> **Your task**: Give only the number of lines that contain the word "color".

> **Records about charts and figures**:
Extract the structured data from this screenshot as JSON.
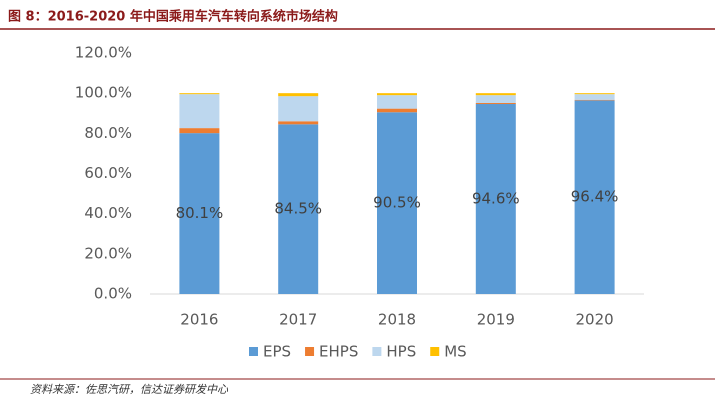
{
  "chart_data": {
    "type": "bar",
    "stacked": true,
    "title": "图 8：2016-2020 年中国乘用车汽车转向系统市场结构",
    "source": "资料来源：佐思汽研，信达证券研发中心",
    "categories": [
      "2016",
      "2017",
      "2018",
      "2019",
      "2020"
    ],
    "series": [
      {
        "name": "EPS",
        "color": "#5b9bd5",
        "values": [
          80.1,
          84.5,
          90.5,
          94.6,
          96.4
        ],
        "value_labels": [
          "80.1%",
          "84.5%",
          "90.5%",
          "94.6%",
          "96.4%"
        ]
      },
      {
        "name": "EHPS",
        "color": "#ed7d31",
        "values": [
          2.5,
          1.5,
          1.8,
          0.5,
          0.3
        ]
      },
      {
        "name": "HPS",
        "color": "#bdd7ee",
        "values": [
          16.9,
          12.5,
          6.7,
          3.9,
          2.8
        ]
      },
      {
        "name": "MS",
        "color": "#ffc000",
        "values": [
          0.5,
          1.5,
          1.0,
          1.0,
          0.5
        ]
      }
    ],
    "ylim": [
      0,
      120
    ],
    "yticks": [
      {
        "value": 0,
        "label": "0.0%"
      },
      {
        "value": 20,
        "label": "20.0%"
      },
      {
        "value": 40,
        "label": "40.0%"
      },
      {
        "value": 60,
        "label": "60.0%"
      },
      {
        "value": 80,
        "label": "80.0%"
      },
      {
        "value": 100,
        "label": "100.0%"
      },
      {
        "value": 120,
        "label": "120.0%"
      }
    ],
    "grid": false,
    "legend": "bottom"
  }
}
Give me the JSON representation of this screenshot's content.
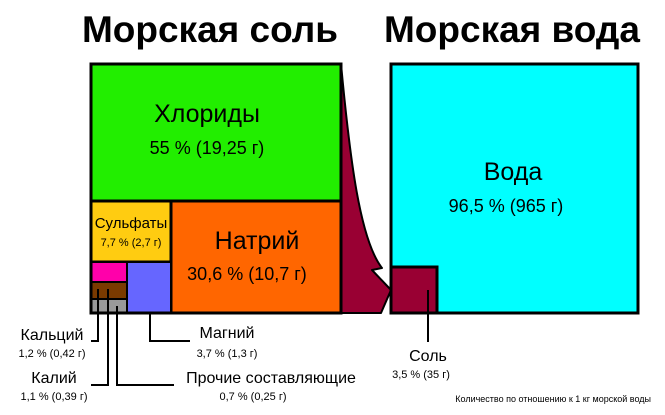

> **Solution**: 4